Records for this exercise Block Start

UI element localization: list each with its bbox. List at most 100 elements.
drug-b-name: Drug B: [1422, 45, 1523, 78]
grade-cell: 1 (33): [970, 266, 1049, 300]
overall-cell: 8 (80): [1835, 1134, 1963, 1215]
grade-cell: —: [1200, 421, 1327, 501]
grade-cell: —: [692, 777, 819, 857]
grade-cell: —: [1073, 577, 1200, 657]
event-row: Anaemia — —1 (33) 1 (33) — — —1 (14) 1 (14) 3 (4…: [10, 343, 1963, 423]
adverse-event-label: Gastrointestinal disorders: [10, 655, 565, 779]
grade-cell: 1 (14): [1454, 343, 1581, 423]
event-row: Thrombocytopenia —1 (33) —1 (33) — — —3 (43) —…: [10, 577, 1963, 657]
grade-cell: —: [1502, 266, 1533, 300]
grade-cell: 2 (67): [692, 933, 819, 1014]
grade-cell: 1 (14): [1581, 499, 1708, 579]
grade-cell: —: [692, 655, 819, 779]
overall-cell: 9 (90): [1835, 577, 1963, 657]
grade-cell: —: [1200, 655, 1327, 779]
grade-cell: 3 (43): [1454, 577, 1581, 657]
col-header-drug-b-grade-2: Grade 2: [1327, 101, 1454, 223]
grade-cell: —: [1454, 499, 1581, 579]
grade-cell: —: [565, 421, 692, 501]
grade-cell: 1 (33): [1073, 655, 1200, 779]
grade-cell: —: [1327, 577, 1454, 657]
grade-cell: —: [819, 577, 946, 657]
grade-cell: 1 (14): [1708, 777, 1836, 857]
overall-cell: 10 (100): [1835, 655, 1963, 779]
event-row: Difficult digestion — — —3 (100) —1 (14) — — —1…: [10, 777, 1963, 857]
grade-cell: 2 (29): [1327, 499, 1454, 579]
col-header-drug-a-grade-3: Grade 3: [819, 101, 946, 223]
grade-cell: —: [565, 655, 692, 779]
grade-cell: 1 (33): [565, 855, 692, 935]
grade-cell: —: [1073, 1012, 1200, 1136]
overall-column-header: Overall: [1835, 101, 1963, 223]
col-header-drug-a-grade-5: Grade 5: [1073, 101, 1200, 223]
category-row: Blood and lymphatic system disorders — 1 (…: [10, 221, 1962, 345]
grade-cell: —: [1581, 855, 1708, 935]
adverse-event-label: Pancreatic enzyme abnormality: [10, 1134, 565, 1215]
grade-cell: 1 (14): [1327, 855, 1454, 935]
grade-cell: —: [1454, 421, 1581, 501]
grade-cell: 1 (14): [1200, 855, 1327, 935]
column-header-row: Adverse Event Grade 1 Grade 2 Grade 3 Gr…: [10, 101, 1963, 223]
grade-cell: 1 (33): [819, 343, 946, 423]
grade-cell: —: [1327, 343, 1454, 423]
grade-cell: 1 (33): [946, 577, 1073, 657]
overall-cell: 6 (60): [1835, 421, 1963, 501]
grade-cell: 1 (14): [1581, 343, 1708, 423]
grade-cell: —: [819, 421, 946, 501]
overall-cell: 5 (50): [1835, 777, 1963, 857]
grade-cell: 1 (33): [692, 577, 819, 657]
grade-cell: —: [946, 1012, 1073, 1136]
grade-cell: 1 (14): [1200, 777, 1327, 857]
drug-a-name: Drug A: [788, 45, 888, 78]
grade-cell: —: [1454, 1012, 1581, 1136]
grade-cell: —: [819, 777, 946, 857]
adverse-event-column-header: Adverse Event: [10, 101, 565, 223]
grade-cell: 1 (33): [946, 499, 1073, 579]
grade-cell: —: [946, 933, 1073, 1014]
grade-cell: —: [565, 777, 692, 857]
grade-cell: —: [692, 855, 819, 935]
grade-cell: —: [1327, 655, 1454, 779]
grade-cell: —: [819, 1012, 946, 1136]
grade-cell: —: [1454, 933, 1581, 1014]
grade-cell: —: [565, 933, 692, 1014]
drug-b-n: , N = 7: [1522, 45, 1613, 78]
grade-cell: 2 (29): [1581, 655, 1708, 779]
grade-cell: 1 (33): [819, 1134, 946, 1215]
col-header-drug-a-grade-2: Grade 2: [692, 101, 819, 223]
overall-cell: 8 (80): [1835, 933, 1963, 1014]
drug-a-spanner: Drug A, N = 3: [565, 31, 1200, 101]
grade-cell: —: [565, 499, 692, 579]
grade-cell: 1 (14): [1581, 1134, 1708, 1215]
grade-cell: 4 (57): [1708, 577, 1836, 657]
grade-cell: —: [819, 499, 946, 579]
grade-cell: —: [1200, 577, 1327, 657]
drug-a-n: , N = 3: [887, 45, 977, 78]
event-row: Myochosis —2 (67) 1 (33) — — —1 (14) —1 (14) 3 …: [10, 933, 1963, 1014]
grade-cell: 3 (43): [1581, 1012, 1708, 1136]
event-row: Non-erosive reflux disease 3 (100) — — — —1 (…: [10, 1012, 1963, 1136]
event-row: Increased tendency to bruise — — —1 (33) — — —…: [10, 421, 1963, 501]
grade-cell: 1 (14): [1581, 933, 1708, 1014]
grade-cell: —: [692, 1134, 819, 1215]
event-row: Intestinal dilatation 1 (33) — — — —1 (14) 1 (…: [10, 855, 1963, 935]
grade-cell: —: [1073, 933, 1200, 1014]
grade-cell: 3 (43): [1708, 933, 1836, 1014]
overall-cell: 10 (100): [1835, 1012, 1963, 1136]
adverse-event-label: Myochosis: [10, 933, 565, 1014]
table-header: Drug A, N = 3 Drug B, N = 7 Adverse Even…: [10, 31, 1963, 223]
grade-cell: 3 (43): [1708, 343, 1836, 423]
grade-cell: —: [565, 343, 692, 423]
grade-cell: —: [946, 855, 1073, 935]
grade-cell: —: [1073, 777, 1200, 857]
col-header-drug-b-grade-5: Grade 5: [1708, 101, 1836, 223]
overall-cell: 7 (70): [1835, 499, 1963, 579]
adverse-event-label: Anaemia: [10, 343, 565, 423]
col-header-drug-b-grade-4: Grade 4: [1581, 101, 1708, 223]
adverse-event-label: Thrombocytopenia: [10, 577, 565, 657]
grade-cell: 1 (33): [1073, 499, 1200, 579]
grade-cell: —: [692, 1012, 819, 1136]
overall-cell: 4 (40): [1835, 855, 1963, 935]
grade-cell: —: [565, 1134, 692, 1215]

Records for this exercise Block End

■ **What is needed**
Return a copy of each line in the records above that has "header" in it.

■ **Solution for this problem**
col-header-drug-b-grade-2: Grade 2: [1327, 101, 1454, 223]
col-header-drug-a-grade-3: Grade 3: [819, 101, 946, 223]
overall-column-header: Overall: [1835, 101, 1963, 223]
col-header-drug-a-grade-5: Grade 5: [1073, 101, 1200, 223]
column-header-row: Adverse Event Grade 1 Grade 2 Grade 3 Gr…: [10, 101, 1963, 223]
adverse-event-column-header: Adverse Event: [10, 101, 565, 223]
col-header-drug-a-grade-2: Grade 2: [692, 101, 819, 223]
table-header: Drug A, N = 3 Drug B, N = 7 Adverse Even…: [10, 31, 1963, 223]
col-header-drug-b-grade-5: Grade 5: [1708, 101, 1836, 223]
col-header-drug-b-grade-4: Grade 4: [1581, 101, 1708, 223]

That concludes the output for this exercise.